▸ What the exercise asks
Will you output all of the data below exactly, omitting the images?

(Items from a dataset)
..............................
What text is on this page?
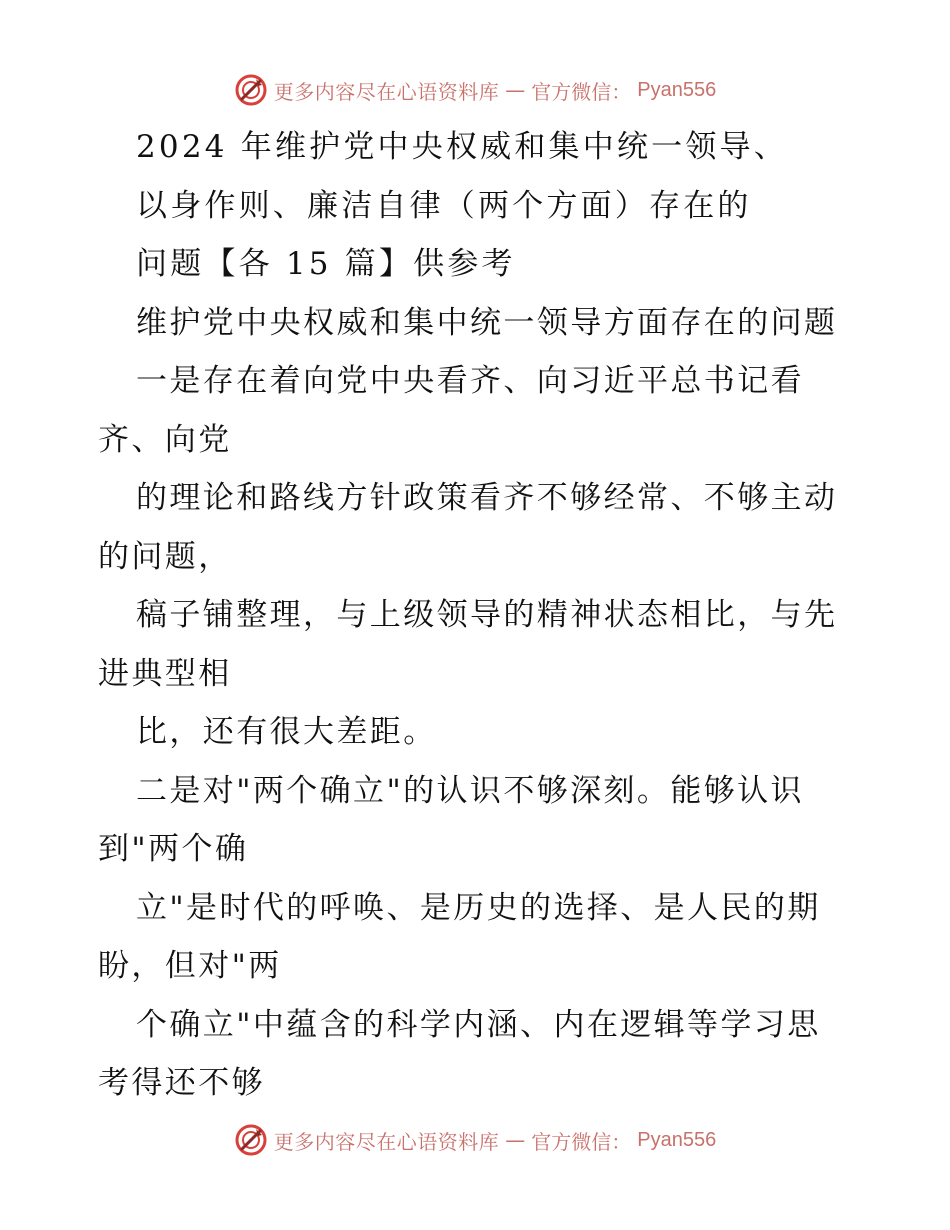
更多内容尽在心语资料库 — 官方微信： Pyan556
2024 年维护党中央权威和集中统一领导、
以身作则、廉洁自律（两个方面）存在的
问题【各 15 篇】供参考
维护党中央权威和集中统一领导方面存在的问题
一是存在着向党中央看齐、向习近平总书记看
齐、向党
的理论和路线方针政策看齐不够经常、不够主动
的问题，
稿子铺整理，与上级领导的精神状态相比，与先
进典型相
比，还有很大差距。
二是对"两个确立"的认识不够深刻。能够认识
到"两个确
立"是时代的呼唤、是历史的选择、是人民的期
盼，但对"两
个确立"中蕴含的科学内涵、内在逻辑等学习思
考得还不够
更多内容尽在心语资料库 — 官方微信： Pyan556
..............................
▸ Task solution
What text is on this page?
更多内容尽在心语资料库 — 官方微信： Pyan556
2024 年维护党中央权威和集中统一领导、
以身作则、廉洁自律（两个方面）存在的
问题【各 15 篇】供参考
维护党中央权威和集中统一领导方面存在的问题
一是存在着向党中央看齐、向习近平总书记看
齐、向党
的理论和路线方针政策看齐不够经常、不够主动
的问题，
稿子铺整理，与上级领导的精神状态相比，与先
进典型相
比，还有很大差距。
二是对"两个确立"的认识不够深刻。能够认识
到"两个确
立"是时代的呼唤、是历史的选择、是人民的期
盼，但对"两
个确立"中蕴含的科学内涵、内在逻辑等学习思
考得还不够
更多内容尽在心语资料库 — 官方微信： Pyan556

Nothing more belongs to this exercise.